>> START
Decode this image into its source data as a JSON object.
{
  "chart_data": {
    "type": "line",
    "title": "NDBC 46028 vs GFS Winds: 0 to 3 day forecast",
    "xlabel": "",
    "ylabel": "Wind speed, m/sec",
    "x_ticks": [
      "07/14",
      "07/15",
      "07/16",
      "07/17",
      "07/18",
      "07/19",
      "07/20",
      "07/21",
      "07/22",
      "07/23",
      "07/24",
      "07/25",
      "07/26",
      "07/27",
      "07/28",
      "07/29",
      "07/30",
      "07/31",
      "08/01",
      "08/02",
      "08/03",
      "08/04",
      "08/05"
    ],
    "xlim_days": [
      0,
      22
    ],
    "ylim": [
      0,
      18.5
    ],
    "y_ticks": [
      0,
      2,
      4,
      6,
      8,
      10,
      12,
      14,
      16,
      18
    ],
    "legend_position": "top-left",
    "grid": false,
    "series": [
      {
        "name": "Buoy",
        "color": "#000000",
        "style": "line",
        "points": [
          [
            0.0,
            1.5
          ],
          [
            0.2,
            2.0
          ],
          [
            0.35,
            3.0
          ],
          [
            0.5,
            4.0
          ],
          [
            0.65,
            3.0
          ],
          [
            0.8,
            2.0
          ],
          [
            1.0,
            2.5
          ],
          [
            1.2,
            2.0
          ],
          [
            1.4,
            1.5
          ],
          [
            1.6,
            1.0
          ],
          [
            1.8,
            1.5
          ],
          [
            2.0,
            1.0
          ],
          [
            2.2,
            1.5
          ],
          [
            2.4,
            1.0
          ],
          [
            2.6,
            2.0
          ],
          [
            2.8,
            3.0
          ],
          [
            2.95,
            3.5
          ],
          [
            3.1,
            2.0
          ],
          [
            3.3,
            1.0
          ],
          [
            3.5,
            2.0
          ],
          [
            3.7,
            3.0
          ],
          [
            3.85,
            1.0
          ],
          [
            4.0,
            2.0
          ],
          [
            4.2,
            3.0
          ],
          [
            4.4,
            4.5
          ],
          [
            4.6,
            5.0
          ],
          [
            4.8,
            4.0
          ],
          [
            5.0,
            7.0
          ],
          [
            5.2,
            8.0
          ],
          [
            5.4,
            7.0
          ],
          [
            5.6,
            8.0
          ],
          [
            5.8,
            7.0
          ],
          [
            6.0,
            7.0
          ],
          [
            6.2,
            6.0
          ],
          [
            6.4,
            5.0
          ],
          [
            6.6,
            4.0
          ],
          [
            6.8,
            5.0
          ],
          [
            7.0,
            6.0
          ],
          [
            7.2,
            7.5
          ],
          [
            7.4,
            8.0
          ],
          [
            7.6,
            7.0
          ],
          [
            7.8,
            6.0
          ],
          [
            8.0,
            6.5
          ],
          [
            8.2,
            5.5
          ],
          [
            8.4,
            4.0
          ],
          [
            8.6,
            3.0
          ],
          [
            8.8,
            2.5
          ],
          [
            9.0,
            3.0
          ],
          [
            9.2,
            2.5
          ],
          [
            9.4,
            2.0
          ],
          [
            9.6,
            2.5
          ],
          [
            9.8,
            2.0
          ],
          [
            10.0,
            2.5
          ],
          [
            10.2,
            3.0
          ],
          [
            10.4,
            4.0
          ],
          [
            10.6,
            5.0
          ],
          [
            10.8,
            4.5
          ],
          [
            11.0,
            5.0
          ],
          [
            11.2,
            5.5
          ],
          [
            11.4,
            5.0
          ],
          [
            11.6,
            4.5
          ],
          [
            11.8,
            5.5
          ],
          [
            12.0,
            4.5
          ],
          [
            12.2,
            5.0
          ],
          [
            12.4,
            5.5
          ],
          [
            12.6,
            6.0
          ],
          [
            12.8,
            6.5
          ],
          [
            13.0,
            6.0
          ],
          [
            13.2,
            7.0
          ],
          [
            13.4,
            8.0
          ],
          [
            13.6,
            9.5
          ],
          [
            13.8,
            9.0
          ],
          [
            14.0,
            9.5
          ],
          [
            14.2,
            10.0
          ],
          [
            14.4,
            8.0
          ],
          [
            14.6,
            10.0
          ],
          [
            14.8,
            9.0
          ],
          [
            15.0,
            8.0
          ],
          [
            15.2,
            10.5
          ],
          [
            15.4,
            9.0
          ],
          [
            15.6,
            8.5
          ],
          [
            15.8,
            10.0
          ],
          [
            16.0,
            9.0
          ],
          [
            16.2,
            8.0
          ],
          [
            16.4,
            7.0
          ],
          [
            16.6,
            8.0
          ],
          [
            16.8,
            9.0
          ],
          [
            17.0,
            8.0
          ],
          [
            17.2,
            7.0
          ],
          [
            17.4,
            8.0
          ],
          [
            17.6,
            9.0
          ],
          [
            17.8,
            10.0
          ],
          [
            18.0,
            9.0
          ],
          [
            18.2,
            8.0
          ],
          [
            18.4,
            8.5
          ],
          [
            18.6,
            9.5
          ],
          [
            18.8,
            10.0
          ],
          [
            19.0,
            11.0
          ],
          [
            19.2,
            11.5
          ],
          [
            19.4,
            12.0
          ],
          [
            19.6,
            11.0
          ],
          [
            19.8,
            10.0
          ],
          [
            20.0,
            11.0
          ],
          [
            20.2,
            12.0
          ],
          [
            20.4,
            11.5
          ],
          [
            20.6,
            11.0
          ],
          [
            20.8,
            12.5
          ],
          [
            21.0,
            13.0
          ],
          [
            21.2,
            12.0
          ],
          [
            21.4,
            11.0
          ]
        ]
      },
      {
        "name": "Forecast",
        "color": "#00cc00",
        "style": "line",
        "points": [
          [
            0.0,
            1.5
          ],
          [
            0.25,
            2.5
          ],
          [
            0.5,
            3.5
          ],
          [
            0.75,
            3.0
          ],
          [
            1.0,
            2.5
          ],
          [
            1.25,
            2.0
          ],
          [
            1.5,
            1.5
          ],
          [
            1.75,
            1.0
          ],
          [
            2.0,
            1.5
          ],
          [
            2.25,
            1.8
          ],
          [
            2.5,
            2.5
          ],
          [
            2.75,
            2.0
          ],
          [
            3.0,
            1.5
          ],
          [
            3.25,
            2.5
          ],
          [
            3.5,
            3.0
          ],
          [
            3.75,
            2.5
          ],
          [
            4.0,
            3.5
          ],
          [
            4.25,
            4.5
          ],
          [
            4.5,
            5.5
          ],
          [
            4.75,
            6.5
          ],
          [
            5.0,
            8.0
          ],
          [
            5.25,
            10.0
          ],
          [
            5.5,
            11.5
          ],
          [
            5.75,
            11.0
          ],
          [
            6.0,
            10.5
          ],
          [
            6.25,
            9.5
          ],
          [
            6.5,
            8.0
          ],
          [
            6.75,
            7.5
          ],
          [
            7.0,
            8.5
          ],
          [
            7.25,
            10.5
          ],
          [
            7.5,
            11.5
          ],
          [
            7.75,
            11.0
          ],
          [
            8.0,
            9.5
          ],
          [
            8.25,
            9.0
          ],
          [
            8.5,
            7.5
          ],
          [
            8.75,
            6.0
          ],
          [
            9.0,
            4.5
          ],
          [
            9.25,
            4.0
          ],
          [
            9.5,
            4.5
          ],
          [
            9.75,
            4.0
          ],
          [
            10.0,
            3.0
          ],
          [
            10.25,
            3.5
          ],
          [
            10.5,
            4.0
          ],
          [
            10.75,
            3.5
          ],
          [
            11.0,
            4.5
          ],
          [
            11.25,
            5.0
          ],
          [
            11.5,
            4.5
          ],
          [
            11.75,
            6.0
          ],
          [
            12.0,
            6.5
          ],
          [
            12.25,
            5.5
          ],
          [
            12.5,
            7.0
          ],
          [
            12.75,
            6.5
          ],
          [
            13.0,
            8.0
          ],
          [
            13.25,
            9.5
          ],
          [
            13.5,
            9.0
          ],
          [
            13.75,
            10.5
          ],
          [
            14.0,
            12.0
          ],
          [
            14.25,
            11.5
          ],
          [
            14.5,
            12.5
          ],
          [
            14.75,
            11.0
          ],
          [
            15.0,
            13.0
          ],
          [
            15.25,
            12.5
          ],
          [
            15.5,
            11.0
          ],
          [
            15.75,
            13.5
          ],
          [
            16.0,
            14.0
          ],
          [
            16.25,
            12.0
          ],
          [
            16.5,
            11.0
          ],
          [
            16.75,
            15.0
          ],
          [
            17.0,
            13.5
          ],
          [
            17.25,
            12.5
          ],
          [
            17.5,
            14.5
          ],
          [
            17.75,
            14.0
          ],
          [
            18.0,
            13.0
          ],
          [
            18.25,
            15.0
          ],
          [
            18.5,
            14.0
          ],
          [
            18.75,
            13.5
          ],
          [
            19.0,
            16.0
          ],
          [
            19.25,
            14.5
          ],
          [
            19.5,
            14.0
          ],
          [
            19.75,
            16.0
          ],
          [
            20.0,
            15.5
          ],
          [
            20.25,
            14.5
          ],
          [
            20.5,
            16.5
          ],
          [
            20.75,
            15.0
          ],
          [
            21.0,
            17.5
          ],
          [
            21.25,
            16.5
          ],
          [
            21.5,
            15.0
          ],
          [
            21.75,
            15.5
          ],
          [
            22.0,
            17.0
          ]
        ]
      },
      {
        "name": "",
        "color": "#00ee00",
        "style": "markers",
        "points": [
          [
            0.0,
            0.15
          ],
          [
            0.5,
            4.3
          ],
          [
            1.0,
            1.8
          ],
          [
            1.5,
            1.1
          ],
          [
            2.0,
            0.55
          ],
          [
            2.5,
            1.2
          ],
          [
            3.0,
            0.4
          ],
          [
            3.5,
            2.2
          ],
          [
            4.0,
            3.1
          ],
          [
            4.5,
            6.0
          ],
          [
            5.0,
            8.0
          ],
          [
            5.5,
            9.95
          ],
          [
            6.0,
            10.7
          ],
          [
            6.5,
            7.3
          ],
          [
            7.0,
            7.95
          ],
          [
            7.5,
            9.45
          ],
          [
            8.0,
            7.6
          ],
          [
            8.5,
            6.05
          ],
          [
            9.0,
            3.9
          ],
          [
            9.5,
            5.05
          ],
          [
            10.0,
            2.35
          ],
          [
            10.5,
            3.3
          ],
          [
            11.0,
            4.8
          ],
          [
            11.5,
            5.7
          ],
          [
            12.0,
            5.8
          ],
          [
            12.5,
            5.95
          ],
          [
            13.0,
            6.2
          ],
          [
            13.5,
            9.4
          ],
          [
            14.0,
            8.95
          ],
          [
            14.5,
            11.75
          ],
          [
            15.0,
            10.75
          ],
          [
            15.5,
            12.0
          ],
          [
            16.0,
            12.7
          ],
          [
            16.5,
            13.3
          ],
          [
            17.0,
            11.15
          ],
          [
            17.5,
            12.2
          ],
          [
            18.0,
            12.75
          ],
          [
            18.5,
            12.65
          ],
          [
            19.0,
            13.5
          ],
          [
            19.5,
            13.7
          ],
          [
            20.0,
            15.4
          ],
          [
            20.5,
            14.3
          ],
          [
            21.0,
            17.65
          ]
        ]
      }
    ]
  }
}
>> END
Direction:
Find the number of lines in which the word "color" occurs, and write nothing but that number.

Result for this exercise:
3